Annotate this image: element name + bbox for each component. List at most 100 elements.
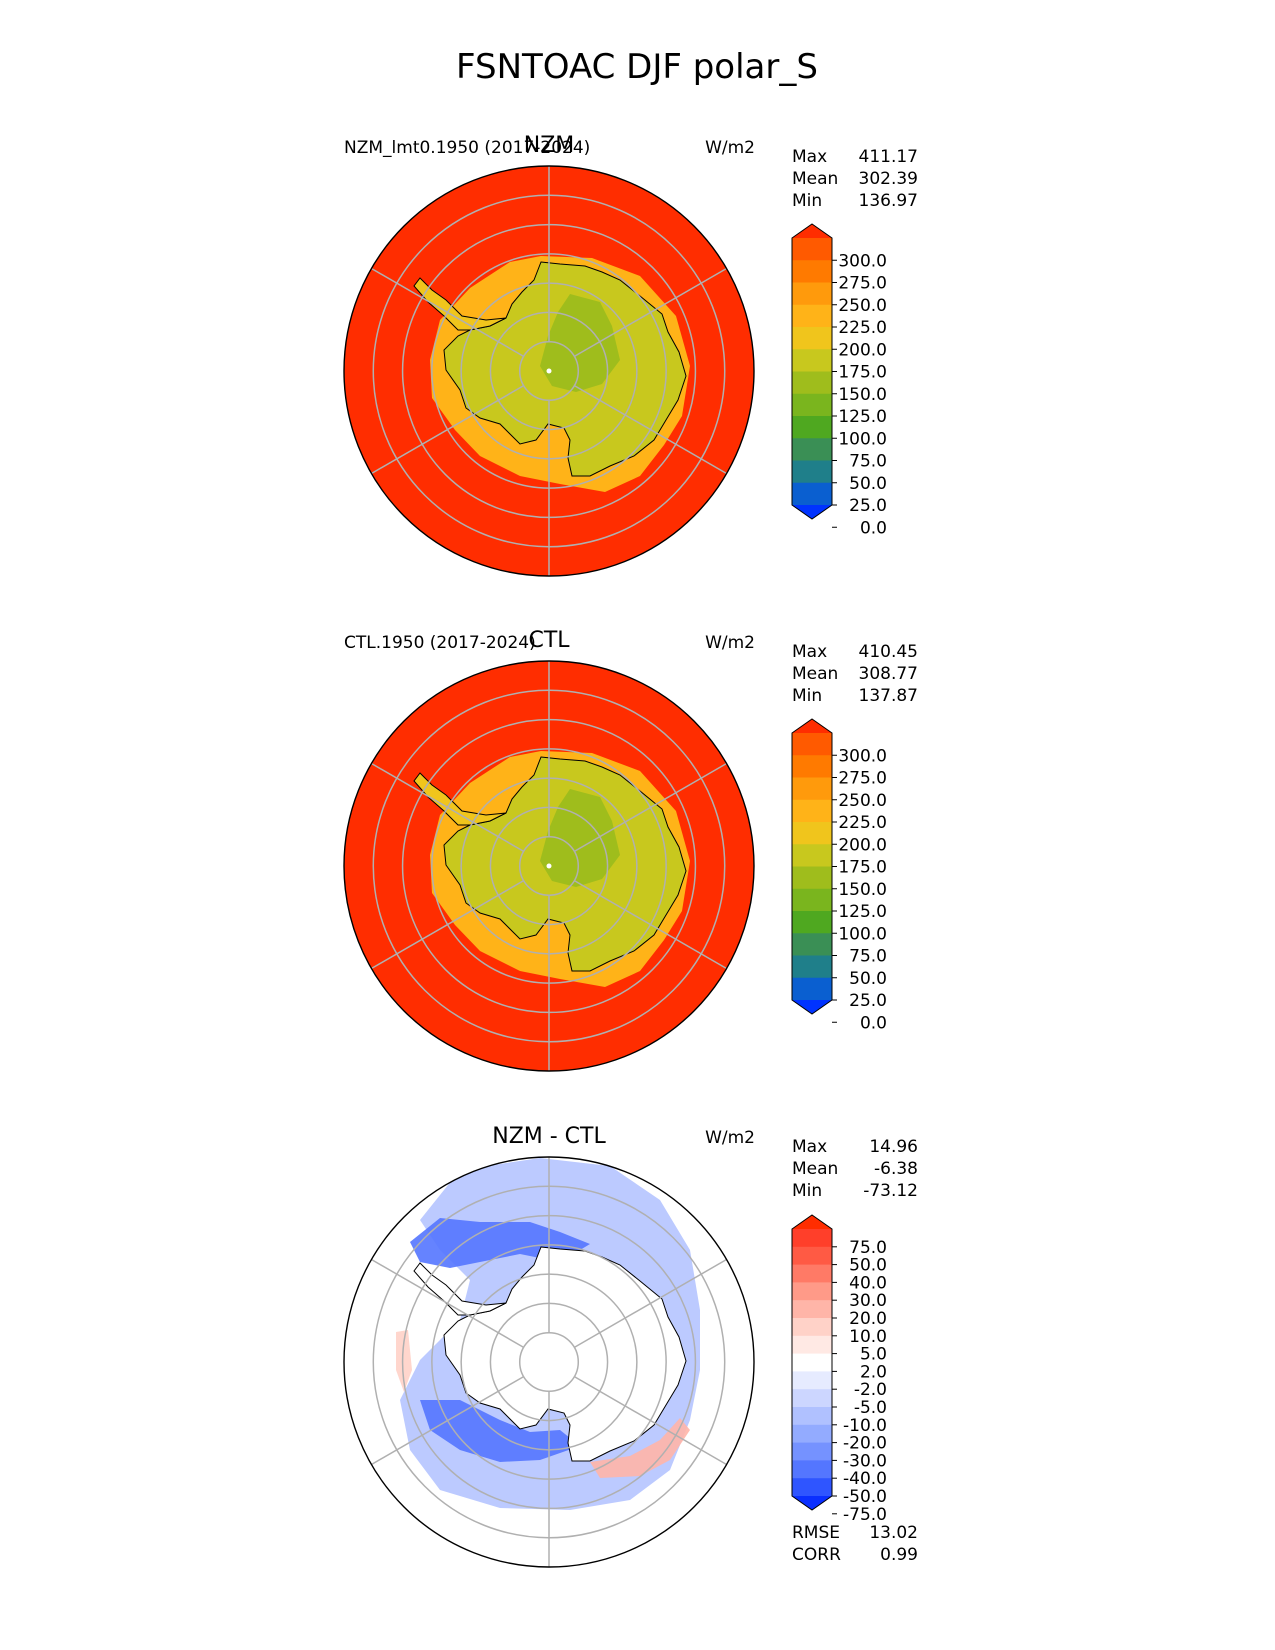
colorbar-tick-label: 125.0 [838, 407, 887, 427]
colorbar-tick-label: 275.0 [838, 769, 887, 789]
stats-block: Max 411.17 Mean 302.39 Min 136.97 [792, 147, 918, 211]
colorbar-tick-label: 25.0 [849, 991, 887, 1011]
colorbar-tick-label: -75.0 [843, 1505, 887, 1525]
meridian-line [573, 384, 727, 475]
colorbar-tick-label: 75.0 [849, 947, 887, 967]
colorbar-tick-label: 300.0 [838, 746, 887, 766]
colorbar-segment [792, 460, 832, 484]
corr-value: 0.99 [880, 1545, 918, 1565]
colorbar-extend-min [792, 1000, 832, 1014]
stat-max-value: 411.17 [859, 147, 918, 167]
colorbar: 75.050.040.030.020.010.05.02.0-2.0-5.0-1… [791, 1214, 887, 1525]
colorbar-tick-label: -10.0 [843, 1416, 887, 1436]
rmse-label: RMSE [792, 1523, 840, 1543]
meridian-line [573, 1375, 727, 1466]
meridian-line [371, 267, 525, 358]
meridian-line [371, 384, 525, 475]
interior-plateau [540, 789, 620, 887]
colorbar-segment [792, 1424, 832, 1444]
meridian-line [371, 762, 525, 853]
colorbar-segment [792, 393, 832, 417]
panel-diff: NZM - CTL W/m2 Max 14.96 Mean -6.38 Min … [343, 1124, 918, 1568]
colorbar-tick-label: 200.0 [838, 340, 887, 360]
colorbar-tick-label: 150.0 [838, 385, 887, 405]
colorbar-tick-label: 20.0 [849, 1309, 887, 1329]
meridian-line [371, 879, 525, 970]
colorbar-segment [792, 371, 832, 395]
colorbar-tick-label: 275.0 [838, 274, 887, 294]
colorbar-segment [792, 799, 832, 823]
map-boundary [343, 660, 755, 1072]
stat-mean-label: Mean [792, 169, 838, 189]
stats-block: Max 14.96 Mean -6.38 Min -73.12 [792, 1137, 918, 1201]
colorbar-segment [792, 777, 832, 801]
panel-units: W/m2 [705, 633, 755, 653]
stat-mean-value: 308.77 [859, 664, 918, 684]
colorbar-tick-label: 50.0 [849, 969, 887, 989]
colorbar-tick-label: 200.0 [838, 835, 887, 855]
stat-max-label: Max [792, 642, 827, 662]
colorbar-extend-min [792, 505, 832, 519]
stat-min-label: Min [792, 191, 822, 211]
colorbar-segment [792, 1407, 832, 1426]
negative-anomaly-strong-south [420, 1400, 580, 1462]
colorbar-segment [792, 844, 832, 867]
stat-min-value: 137.87 [859, 686, 918, 706]
panel-ctl: CTL CTL.1950 (2017-2024) W/m2 Max 410.45… [343, 628, 918, 1072]
meridian-line [573, 762, 727, 853]
colorbar-extend-max [792, 719, 832, 733]
colorbar-segment [792, 482, 832, 506]
map-boundary [343, 1156, 755, 1568]
colorbar-segment [792, 416, 832, 439]
polar-map [344, 1157, 754, 1567]
colorbar-tick-label: 2.0 [860, 1362, 887, 1382]
colorbar-tick-label: 25.0 [849, 496, 887, 516]
map-grid [371, 1157, 727, 1567]
map-grid [371, 166, 727, 576]
positive-anomaly-southeast [590, 1418, 690, 1478]
colorbar-tick-label: 250.0 [838, 791, 887, 811]
colorbar-tick-label: 175.0 [838, 858, 887, 878]
colorbar-segment [792, 822, 832, 845]
colorbar-segment [792, 1442, 832, 1461]
colorbar-tick-label: 100.0 [838, 924, 887, 944]
colorbar-segment [792, 282, 832, 306]
colorbar-tick-label: -5.0 [854, 1398, 887, 1418]
colorbar-segment [792, 955, 832, 979]
stat-mean-value: -6.38 [874, 1159, 918, 1179]
stat-max-label: Max [792, 147, 827, 167]
colorbar-segment [792, 304, 832, 328]
colorbar-segment [792, 260, 832, 283]
panel-subtitle: NZM_lmt0.1950 (2017-2024) [344, 138, 590, 158]
colorbar-segment [792, 911, 832, 934]
colorbar-segment [792, 888, 832, 912]
stats-block: Max 410.45 Mean 308.77 Min 137.87 [792, 642, 918, 706]
colorbar-segment [792, 1318, 832, 1337]
meridian-line [573, 1258, 727, 1349]
colorbar-segment [792, 1264, 832, 1283]
meridian-line [371, 1375, 525, 1466]
colorbar-tick-label: 225.0 [838, 813, 887, 833]
stat-min-value: 136.97 [859, 191, 918, 211]
colorbar-segment [792, 755, 832, 778]
stat-mean-label: Mean [792, 1159, 838, 1179]
colorbar-segment [792, 1335, 832, 1355]
colorbar-tick-label: 75.0 [849, 452, 887, 472]
panel-title: NZM - CTL [492, 1124, 606, 1149]
corr-label: CORR [792, 1545, 841, 1565]
pole-marker [546, 368, 552, 374]
colorbar-tick-label: 30.0 [849, 1291, 887, 1311]
colorbar-tick-label: 250.0 [838, 296, 887, 316]
stat-max-label: Max [792, 1137, 827, 1157]
colorbar-segment [792, 1246, 832, 1266]
colorbar-segment [792, 933, 832, 956]
footer-stats: RMSE 13.02 CORR 0.99 [792, 1523, 918, 1565]
meridian-line [573, 267, 727, 358]
colorbar-tick-label: -30.0 [843, 1451, 887, 1471]
colorbar-segment [792, 238, 832, 261]
colorbar-tick-label: 300.0 [838, 251, 887, 271]
stat-mean-label: Mean [792, 664, 838, 684]
stat-mean-value: 302.39 [859, 169, 918, 189]
panel-subtitle: CTL.1950 (2017-2024) [344, 633, 536, 653]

Written problem
Return every line of the records above word for word, but leave out the pictures.

Reply
Annotate this image: element name + bbox for each component. List at most 100 elements.
colorbar-tick-label: 125.0 [838, 407, 887, 427]
colorbar-tick-label: 275.0 [838, 769, 887, 789]
stats-block: Max 411.17 Mean 302.39 Min 136.97 [792, 147, 918, 211]
colorbar-tick-label: 25.0 [849, 991, 887, 1011]
colorbar-tick-label: -75.0 [843, 1505, 887, 1525]
meridian-line [573, 384, 727, 475]
colorbar-tick-label: 75.0 [849, 947, 887, 967]
colorbar-tick-label: 300.0 [838, 746, 887, 766]
colorbar-segment [792, 460, 832, 484]
corr-value: 0.99 [880, 1545, 918, 1565]
colorbar-extend-min [792, 1000, 832, 1014]
stat-max-value: 411.17 [859, 147, 918, 167]
colorbar: 75.050.040.030.020.010.05.02.0-2.0-5.0-1… [791, 1214, 887, 1525]
colorbar-tick-label: -10.0 [843, 1416, 887, 1436]
rmse-label: RMSE [792, 1523, 840, 1543]
meridian-line [573, 1375, 727, 1466]
meridian-line [371, 267, 525, 358]
meridian-line [371, 384, 525, 475]
interior-plateau [540, 789, 620, 887]
colorbar-segment [792, 1424, 832, 1444]
meridian-line [371, 762, 525, 853]
colorbar-segment [792, 393, 832, 417]
panel-diff: NZM - CTL W/m2 Max 14.96 Mean -6.38 Min … [343, 1124, 918, 1568]
colorbar-tick-label: 200.0 [838, 340, 887, 360]
colorbar-tick-label: 150.0 [838, 385, 887, 405]
colorbar-tick-label: 20.0 [849, 1309, 887, 1329]
meridian-line [371, 879, 525, 970]
colorbar-segment [792, 371, 832, 395]
colorbar-tick-label: 275.0 [838, 274, 887, 294]
colorbar-segment [792, 799, 832, 823]
map-boundary [343, 660, 755, 1072]
stat-mean-label: Mean [792, 169, 838, 189]
stats-block: Max 14.96 Mean -6.38 Min -73.12 [792, 1137, 918, 1201]
colorbar-segment [792, 777, 832, 801]
panel-units: W/m2 [705, 633, 755, 653]
stat-mean-value: 308.77 [859, 664, 918, 684]
colorbar-tick-label: 50.0 [849, 969, 887, 989]
colorbar-tick-label: 200.0 [838, 835, 887, 855]
stat-max-label: Max [792, 642, 827, 662]
colorbar-extend-min [792, 505, 832, 519]
stat-min-label: Min [792, 191, 822, 211]
colorbar-segment [792, 1407, 832, 1426]
negative-anomaly-strong-south [420, 1400, 580, 1462]
colorbar-segment [792, 844, 832, 867]
stat-min-value: 137.87 [859, 686, 918, 706]
panel-ctl: CTL CTL.1950 (2017-2024) W/m2 Max 410.45… [343, 628, 918, 1072]
meridian-line [573, 762, 727, 853]
colorbar-extend-max [792, 719, 832, 733]
colorbar-segment [792, 482, 832, 506]
map-boundary [343, 1156, 755, 1568]
colorbar-segment [792, 416, 832, 439]
polar-map [344, 1157, 754, 1567]
colorbar-tick-label: 2.0 [860, 1362, 887, 1382]
colorbar-tick-label: 25.0 [849, 496, 887, 516]
map-grid [371, 1157, 727, 1567]
map-grid [371, 166, 727, 576]
positive-anomaly-southeast [590, 1418, 690, 1478]
colorbar-tick-label: 250.0 [838, 791, 887, 811]
colorbar-tick-label: 175.0 [838, 858, 887, 878]
colorbar-segment [792, 822, 832, 845]
colorbar-segment [792, 1442, 832, 1461]
colorbar-tick-label: 100.0 [838, 924, 887, 944]
colorbar-segment [792, 282, 832, 306]
colorbar-tick-label: -5.0 [854, 1398, 887, 1418]
colorbar-segment [792, 955, 832, 979]
stat-mean-value: -6.38 [874, 1159, 918, 1179]
stat-max-label: Max [792, 147, 827, 167]
colorbar-segment [792, 304, 832, 328]
colorbar-segment [792, 260, 832, 283]
panel-subtitle: NZM_lmt0.1950 (2017-2024) [344, 138, 590, 158]
colorbar-segment [792, 911, 832, 934]
colorbar-segment [792, 888, 832, 912]
stats-block: Max 410.45 Mean 308.77 Min 137.87 [792, 642, 918, 706]
colorbar-segment [792, 1318, 832, 1337]
meridian-line [573, 1258, 727, 1349]
colorbar-segment [792, 1264, 832, 1283]
meridian-line [371, 1375, 525, 1466]
colorbar-tick-label: 225.0 [838, 813, 887, 833]
stat-min-value: 136.97 [859, 191, 918, 211]
colorbar-segment [792, 755, 832, 778]
stat-mean-label: Mean [792, 1159, 838, 1179]
colorbar-segment [792, 1335, 832, 1355]
colorbar-tick-label: 75.0 [849, 452, 887, 472]
panel-title: NZM - CTL [492, 1124, 606, 1149]
corr-label: CORR [792, 1545, 841, 1565]
pole-marker [546, 368, 552, 374]
colorbar-tick-label: 30.0 [849, 1291, 887, 1311]
colorbar-tick-label: 250.0 [838, 296, 887, 316]
stat-max-label: Max [792, 1137, 827, 1157]
colorbar-segment [792, 1246, 832, 1266]
colorbar-segment [792, 933, 832, 956]
footer-stats: RMSE 13.02 CORR 0.99 [792, 1523, 918, 1565]
meridian-line [573, 267, 727, 358]
colorbar-tick-label: -30.0 [843, 1451, 887, 1471]
colorbar-segment [792, 238, 832, 261]
colorbar-tick-label: 300.0 [838, 251, 887, 271]
stat-mean-label: Mean [792, 664, 838, 684]
stat-mean-value: 302.39 [859, 169, 918, 189]
panel-subtitle: CTL.1950 (2017-2024) [344, 633, 536, 653]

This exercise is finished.